Data entries for graphics:

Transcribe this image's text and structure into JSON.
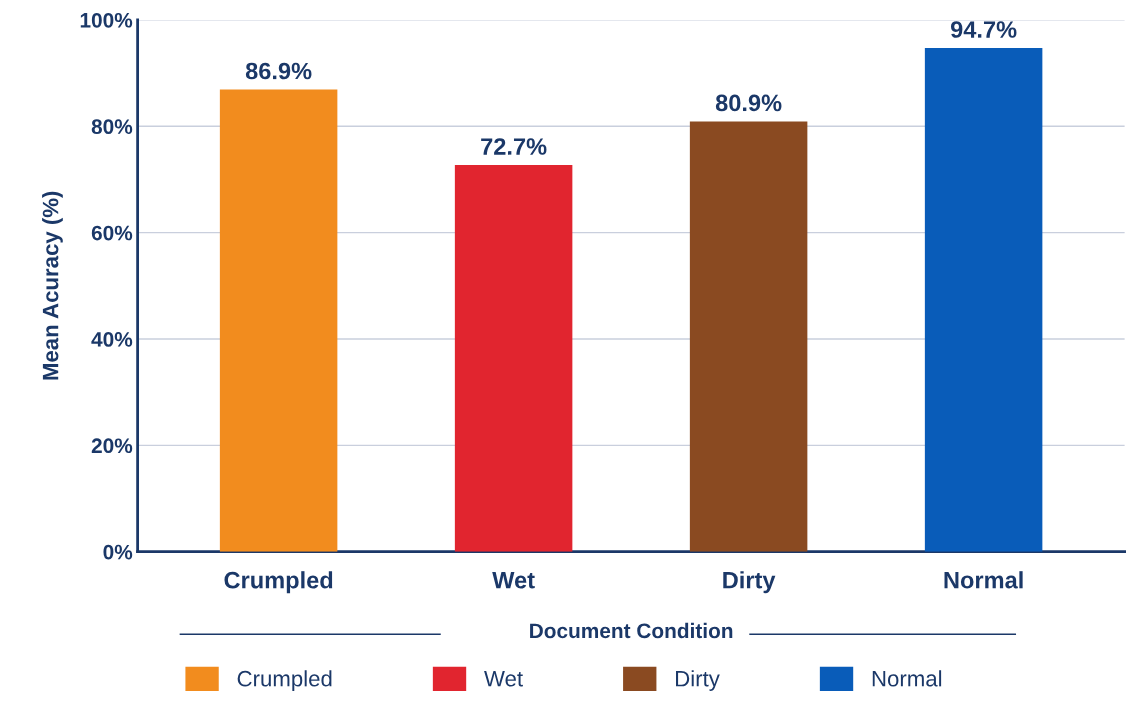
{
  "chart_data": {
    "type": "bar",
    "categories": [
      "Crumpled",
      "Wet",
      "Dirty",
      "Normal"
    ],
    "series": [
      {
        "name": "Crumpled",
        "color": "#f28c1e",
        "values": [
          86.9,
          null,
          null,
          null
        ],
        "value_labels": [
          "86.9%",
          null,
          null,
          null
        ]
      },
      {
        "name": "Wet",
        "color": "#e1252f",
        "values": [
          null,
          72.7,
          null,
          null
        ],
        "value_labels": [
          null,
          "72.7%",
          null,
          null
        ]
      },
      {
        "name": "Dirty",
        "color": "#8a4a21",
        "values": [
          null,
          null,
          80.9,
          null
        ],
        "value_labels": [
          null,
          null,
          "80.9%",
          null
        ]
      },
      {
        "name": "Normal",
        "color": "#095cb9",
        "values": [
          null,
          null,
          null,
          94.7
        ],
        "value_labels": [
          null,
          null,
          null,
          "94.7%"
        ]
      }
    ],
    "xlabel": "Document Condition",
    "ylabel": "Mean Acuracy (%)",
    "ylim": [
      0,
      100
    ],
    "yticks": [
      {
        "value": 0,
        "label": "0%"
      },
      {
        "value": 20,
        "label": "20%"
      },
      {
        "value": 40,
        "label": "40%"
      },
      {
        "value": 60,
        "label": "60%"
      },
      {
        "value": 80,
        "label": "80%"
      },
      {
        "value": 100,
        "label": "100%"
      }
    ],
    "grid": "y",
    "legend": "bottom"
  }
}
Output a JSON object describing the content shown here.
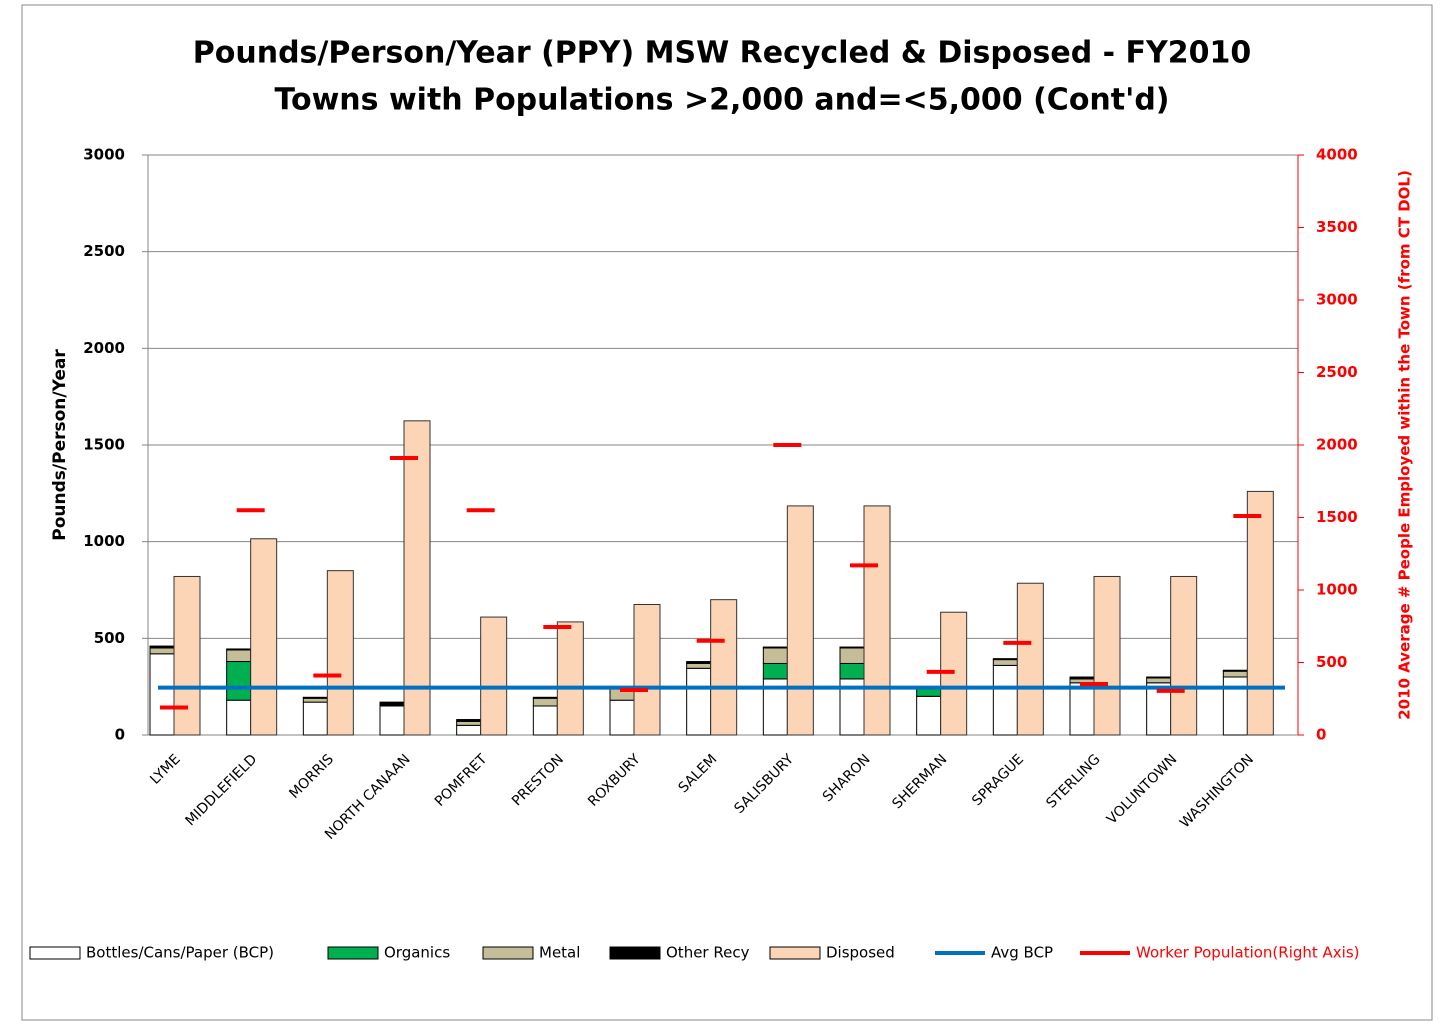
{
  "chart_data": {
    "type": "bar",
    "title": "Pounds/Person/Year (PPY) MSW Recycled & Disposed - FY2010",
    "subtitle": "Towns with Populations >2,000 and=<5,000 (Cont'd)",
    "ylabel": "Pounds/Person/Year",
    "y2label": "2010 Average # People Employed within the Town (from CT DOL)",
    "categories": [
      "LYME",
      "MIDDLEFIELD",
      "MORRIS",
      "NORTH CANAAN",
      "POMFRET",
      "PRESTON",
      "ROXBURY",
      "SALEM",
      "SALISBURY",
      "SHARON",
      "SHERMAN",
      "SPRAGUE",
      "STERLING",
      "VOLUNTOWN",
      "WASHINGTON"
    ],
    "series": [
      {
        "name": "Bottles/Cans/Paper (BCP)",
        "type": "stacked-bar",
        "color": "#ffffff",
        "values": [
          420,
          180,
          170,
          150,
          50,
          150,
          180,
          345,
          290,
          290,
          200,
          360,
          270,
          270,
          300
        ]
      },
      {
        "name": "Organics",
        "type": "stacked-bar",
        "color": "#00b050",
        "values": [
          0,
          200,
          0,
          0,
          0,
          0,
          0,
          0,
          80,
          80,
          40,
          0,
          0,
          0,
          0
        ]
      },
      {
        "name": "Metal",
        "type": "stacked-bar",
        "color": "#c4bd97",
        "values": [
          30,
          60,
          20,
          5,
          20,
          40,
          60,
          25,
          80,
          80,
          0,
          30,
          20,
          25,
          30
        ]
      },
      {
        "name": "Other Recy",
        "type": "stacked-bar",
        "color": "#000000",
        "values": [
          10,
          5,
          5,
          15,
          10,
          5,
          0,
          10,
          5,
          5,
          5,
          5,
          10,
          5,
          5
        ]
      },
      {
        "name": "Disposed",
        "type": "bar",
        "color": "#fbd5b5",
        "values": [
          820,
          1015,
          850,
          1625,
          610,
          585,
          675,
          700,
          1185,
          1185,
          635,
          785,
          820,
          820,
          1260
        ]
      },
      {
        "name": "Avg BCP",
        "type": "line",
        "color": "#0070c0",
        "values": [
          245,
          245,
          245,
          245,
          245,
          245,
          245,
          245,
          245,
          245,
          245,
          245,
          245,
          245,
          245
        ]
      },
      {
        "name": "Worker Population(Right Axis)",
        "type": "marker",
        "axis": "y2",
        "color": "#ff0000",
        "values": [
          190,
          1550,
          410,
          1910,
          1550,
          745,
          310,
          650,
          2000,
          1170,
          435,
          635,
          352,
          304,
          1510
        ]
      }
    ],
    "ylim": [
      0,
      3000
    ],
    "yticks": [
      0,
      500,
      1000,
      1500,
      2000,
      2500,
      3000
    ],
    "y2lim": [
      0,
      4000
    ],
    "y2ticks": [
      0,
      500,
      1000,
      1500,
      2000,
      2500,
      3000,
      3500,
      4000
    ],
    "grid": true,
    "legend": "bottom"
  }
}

> EXERCISE TASK: Copy and report every line where the word "Person" is present.

> RESPONSE TO THIS TASK:
    "title": "Pounds/Person/Year (PPY) MSW Recycled & Disposed - FY2010",
    "ylabel": "Pounds/Person/Year",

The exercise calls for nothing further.